[Set task]
Copy out each line that mentions the word "como".

Extracted records:
=====
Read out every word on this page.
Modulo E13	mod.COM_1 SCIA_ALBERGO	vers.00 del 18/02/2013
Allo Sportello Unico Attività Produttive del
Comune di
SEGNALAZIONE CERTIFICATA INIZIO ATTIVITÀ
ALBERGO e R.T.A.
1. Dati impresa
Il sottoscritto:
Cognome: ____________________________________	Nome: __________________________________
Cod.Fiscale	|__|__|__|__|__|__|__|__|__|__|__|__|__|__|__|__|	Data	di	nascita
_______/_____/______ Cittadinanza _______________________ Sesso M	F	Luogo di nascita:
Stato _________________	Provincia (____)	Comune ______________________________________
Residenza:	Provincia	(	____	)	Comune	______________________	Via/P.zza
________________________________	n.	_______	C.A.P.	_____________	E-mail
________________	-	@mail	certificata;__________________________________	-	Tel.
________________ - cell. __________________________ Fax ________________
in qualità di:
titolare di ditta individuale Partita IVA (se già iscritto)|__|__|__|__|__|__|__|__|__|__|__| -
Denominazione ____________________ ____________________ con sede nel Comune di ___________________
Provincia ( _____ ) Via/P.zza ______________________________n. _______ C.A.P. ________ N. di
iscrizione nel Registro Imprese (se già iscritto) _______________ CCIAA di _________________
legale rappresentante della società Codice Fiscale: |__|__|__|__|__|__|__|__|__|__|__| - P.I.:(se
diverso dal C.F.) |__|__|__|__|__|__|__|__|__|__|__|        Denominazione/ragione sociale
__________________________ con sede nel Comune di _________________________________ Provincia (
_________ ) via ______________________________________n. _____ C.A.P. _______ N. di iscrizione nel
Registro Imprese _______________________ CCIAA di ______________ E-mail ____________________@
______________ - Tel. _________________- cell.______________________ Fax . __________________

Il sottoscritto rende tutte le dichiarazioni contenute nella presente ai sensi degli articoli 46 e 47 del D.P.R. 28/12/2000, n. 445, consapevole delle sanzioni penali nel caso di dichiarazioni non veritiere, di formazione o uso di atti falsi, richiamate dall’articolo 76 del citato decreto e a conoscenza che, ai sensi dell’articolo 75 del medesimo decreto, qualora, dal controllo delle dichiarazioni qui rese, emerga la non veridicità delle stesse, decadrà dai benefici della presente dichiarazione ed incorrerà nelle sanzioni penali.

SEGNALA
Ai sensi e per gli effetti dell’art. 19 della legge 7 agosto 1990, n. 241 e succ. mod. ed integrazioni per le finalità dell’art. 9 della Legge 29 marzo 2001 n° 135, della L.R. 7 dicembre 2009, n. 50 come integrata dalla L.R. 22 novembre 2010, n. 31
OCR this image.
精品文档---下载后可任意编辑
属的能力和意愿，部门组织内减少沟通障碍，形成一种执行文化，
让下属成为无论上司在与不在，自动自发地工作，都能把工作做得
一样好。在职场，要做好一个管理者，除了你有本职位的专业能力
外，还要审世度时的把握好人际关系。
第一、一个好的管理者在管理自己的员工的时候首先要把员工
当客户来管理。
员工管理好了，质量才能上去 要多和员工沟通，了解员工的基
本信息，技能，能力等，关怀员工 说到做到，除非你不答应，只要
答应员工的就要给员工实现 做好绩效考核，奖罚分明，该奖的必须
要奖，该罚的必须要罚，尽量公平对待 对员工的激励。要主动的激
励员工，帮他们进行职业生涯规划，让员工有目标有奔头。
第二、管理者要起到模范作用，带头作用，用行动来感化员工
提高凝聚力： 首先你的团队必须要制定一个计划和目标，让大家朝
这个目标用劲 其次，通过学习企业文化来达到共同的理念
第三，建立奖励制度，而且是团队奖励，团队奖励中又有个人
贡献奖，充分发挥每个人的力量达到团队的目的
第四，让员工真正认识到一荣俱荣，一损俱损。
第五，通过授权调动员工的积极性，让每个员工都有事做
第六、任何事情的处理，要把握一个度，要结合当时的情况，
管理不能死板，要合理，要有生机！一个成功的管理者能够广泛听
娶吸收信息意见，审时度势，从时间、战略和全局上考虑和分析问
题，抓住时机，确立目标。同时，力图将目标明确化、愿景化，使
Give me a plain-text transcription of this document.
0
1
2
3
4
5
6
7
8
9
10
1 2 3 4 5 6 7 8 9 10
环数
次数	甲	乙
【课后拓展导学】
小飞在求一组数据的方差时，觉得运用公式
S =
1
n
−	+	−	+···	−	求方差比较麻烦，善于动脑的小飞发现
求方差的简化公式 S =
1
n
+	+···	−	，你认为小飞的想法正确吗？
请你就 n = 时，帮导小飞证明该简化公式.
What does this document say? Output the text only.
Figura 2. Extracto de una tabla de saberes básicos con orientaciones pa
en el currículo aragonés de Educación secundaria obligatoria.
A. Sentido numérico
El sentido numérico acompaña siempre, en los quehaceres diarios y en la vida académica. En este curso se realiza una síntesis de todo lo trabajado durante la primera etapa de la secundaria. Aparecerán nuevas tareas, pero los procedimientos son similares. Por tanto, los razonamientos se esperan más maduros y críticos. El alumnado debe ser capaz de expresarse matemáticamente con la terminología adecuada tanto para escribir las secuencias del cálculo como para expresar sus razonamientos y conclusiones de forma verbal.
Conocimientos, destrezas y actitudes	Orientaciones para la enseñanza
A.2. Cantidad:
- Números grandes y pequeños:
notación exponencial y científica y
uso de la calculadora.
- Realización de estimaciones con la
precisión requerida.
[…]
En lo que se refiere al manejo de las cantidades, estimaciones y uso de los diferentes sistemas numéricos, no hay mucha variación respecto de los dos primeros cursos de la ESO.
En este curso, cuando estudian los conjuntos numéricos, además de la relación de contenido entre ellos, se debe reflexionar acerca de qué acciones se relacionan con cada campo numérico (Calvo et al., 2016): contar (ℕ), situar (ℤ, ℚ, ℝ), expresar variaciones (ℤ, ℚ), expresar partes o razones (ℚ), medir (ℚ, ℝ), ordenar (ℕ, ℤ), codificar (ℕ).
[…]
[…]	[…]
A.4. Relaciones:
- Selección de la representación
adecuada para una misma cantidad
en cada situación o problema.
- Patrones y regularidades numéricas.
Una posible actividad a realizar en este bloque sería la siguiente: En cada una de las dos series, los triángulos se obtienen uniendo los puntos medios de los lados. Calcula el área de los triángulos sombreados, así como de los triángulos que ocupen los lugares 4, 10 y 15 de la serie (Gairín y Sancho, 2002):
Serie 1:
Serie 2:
=====
[Written answer]
El sentido numérico acompaña siempre, en los quehaceres diarios y en la vida académica. En este curso se realiza una síntesis de todo lo trabajado durante la primera etapa de la secundaria. Aparecerán nuevas tareas, pero los procedimientos son similares. Por tanto, los razonamientos se esperan más maduros y críticos. El alumnado debe ser capaz de expresarse matemáticamente con la terminología adecuada tanto para escribir las secuencias del cálculo como para expresar sus razonamientos y conclusiones de forma verbal.
Una posible actividad a realizar en este bloque sería la siguiente: En cada una de las dos series, los triángulos se obtienen uniendo los puntos medios de los lados. Calcula el área de los triángulos sombreados, así como de los triángulos que ocupen los lugares 4, 10 y 15 de la serie (Gairín y Sancho, 2002):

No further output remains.